* Exercise instructions *
Locate all lines with the word "قالت". Copy them.

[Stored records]
- - - - -

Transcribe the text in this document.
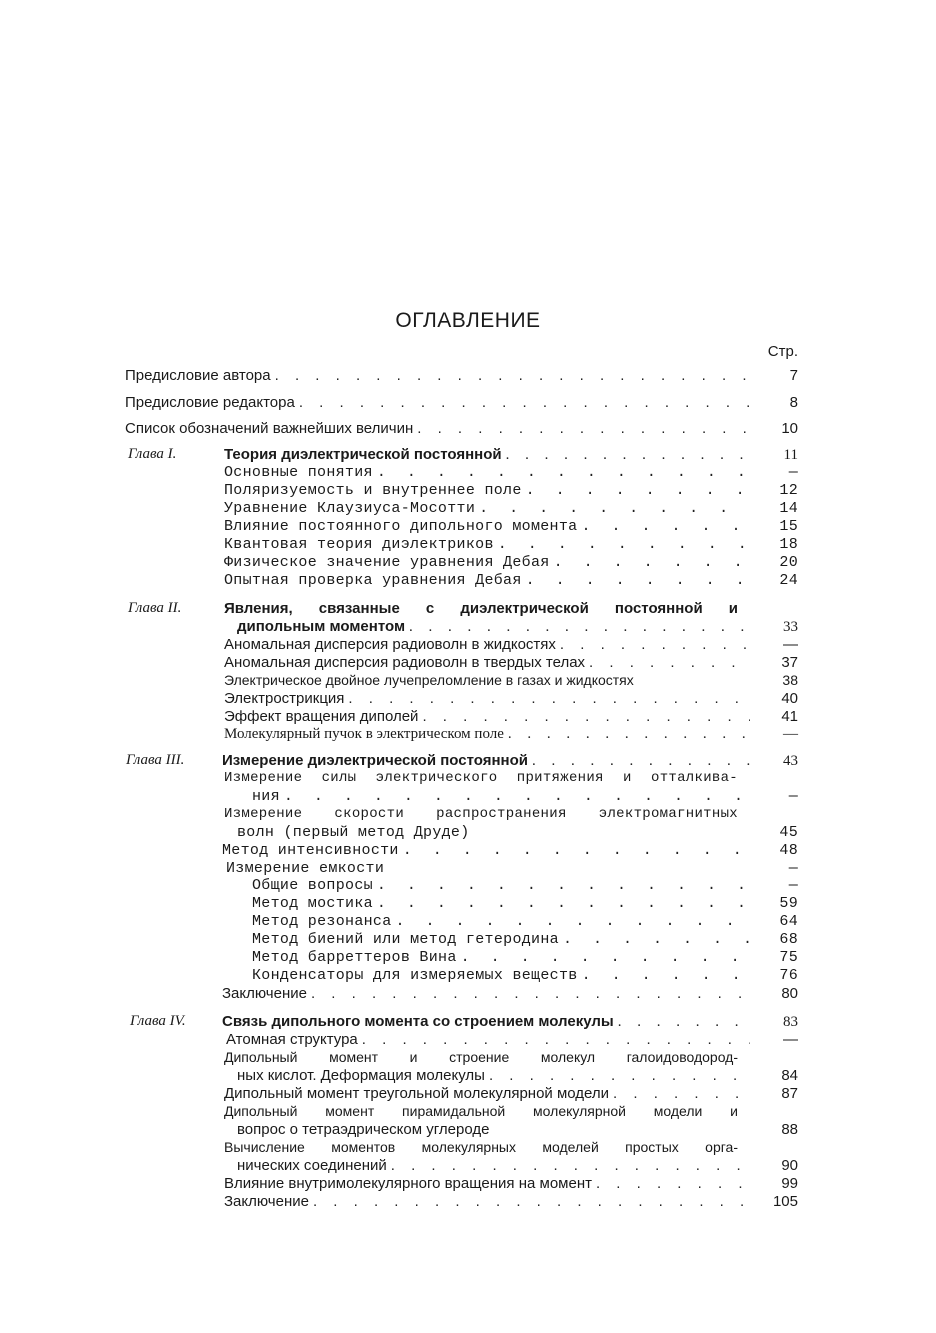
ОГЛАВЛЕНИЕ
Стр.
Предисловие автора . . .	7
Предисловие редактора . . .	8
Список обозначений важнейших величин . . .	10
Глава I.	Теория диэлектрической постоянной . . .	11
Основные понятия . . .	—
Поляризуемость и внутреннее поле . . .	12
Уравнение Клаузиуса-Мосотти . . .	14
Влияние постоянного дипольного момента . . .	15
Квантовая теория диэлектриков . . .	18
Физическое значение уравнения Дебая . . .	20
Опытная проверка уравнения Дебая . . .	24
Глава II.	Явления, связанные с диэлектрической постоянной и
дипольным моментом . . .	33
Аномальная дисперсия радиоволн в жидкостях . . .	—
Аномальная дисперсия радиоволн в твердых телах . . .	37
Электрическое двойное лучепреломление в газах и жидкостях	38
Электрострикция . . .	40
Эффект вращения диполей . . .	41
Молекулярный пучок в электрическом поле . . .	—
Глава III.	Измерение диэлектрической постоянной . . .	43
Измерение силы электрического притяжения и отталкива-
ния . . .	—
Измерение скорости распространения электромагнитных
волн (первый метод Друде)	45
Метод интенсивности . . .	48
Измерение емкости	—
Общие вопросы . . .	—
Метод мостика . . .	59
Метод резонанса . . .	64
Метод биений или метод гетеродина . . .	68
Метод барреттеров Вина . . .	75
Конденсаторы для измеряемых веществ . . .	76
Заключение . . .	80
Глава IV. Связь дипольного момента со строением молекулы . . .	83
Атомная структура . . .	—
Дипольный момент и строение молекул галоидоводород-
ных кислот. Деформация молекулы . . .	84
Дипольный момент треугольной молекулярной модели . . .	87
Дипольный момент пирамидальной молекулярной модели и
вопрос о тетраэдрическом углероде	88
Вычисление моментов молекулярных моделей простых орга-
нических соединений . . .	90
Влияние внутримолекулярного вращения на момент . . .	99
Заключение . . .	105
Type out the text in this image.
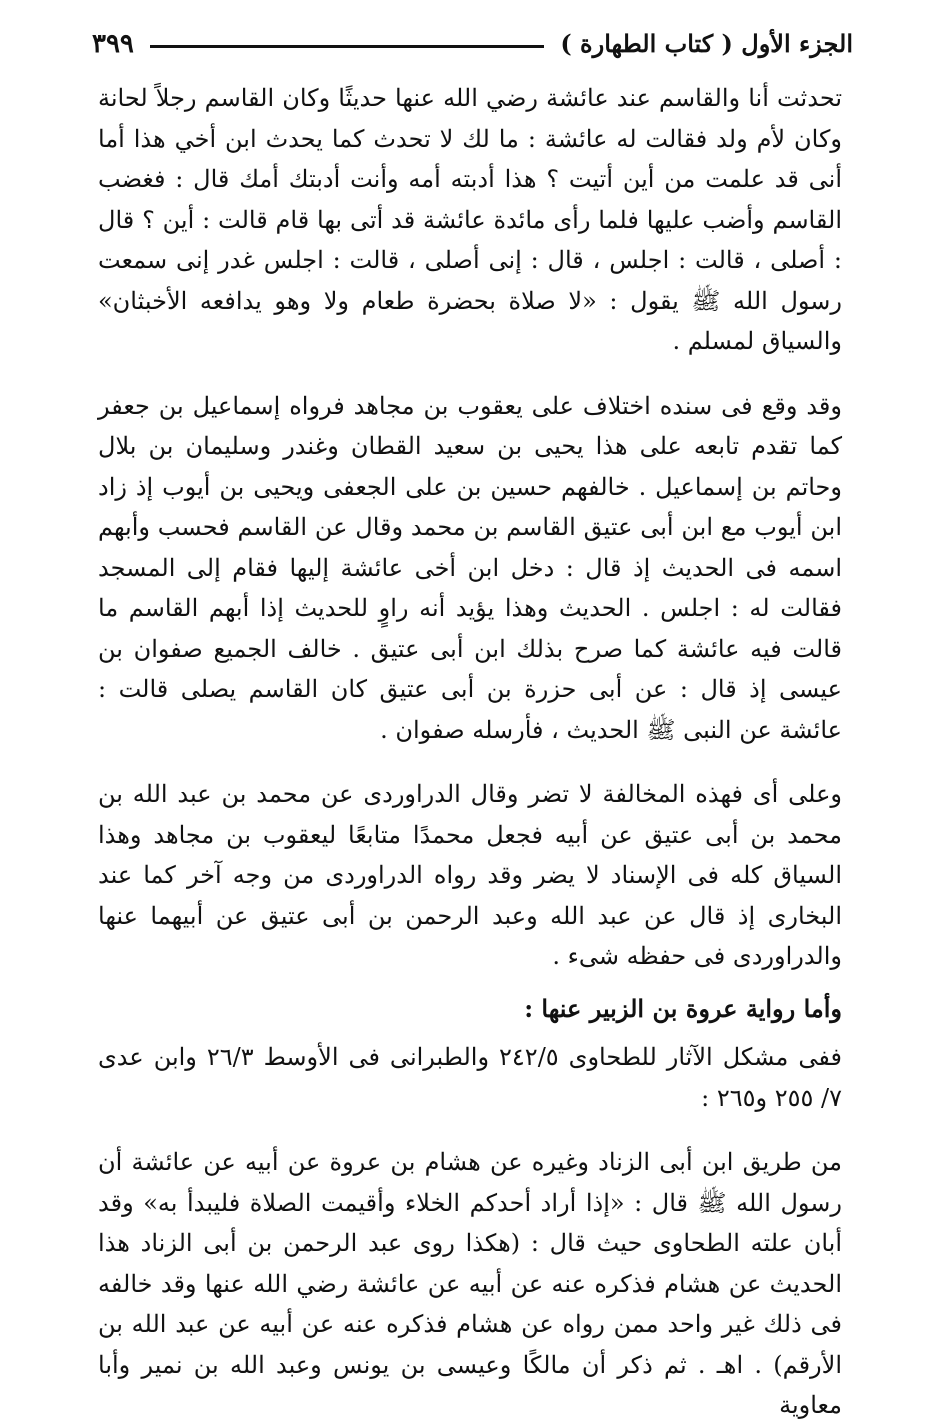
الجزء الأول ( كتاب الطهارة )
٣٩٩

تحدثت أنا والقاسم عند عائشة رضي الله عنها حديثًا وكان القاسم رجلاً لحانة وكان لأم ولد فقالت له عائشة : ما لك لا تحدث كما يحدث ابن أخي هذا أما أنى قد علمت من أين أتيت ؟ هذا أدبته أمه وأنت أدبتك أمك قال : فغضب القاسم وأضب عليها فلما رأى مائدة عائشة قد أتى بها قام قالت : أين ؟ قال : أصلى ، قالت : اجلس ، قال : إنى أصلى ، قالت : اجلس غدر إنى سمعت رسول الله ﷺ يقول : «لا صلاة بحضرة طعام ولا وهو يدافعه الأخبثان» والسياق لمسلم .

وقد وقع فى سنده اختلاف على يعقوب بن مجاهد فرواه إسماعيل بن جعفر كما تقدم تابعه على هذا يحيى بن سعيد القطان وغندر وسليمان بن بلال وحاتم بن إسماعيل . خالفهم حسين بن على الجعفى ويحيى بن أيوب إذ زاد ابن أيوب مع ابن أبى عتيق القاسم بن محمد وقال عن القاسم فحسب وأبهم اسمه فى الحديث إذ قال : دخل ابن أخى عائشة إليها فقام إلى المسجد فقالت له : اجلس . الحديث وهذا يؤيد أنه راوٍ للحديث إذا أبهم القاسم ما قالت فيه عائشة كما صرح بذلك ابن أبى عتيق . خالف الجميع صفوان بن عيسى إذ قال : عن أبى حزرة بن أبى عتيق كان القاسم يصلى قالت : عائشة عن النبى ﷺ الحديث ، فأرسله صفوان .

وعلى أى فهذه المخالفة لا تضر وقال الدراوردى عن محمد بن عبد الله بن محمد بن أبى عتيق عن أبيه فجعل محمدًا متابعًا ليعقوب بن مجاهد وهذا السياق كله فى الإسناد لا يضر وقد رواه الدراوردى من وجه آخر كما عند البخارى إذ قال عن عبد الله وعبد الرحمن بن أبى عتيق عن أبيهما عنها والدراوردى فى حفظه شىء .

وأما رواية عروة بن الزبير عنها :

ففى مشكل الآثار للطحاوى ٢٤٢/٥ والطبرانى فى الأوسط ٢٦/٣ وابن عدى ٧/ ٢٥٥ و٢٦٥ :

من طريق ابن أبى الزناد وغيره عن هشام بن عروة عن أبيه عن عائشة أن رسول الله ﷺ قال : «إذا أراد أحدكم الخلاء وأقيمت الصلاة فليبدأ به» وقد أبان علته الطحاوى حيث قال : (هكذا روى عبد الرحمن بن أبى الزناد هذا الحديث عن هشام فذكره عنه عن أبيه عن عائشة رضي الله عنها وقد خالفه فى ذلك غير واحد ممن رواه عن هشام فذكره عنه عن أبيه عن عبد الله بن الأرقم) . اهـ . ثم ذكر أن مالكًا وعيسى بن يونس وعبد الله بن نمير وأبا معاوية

- - - - -

* Written response *
تحدثت أنا والقاسم عند عائشة رضي الله عنها حديثًا وكان القاسم رجلاً لحانة وكان لأم ولد فقالت له عائشة : ما لك لا تحدث كما يحدث ابن أخي هذا أما أنى قد علمت من أين أتيت ؟ هذا أدبته أمه وأنت أدبتك أمك قال : فغضب القاسم وأضب عليها فلما رأى مائدة عائشة قد أتى بها قام قالت : أين ؟ قال : أصلى ، قالت : اجلس ، قال : إنى أصلى ، قالت : اجلس غدر إنى سمعت رسول الله ﷺ يقول : «لا صلاة بحضرة طعام ولا وهو يدافعه الأخبثان» والسياق لمسلم .
وقد وقع فى سنده اختلاف على يعقوب بن مجاهد فرواه إسماعيل بن جعفر كما تقدم تابعه على هذا يحيى بن سعيد القطان وغندر وسليمان بن بلال وحاتم بن إسماعيل . خالفهم حسين بن على الجعفى ويحيى بن أيوب إذ زاد ابن أيوب مع ابن أبى عتيق القاسم بن محمد وقال عن القاسم فحسب وأبهم اسمه فى الحديث إذ قال : دخل ابن أخى عائشة إليها فقام إلى المسجد فقالت له : اجلس . الحديث وهذا يؤيد أنه راوٍ للحديث إذا أبهم القاسم ما قالت فيه عائشة كما صرح بذلك ابن أبى عتيق . خالف الجميع صفوان بن عيسى إذ قال : عن أبى حزرة بن أبى عتيق كان القاسم يصلى قالت : عائشة عن النبى ﷺ الحديث ، فأرسله صفوان .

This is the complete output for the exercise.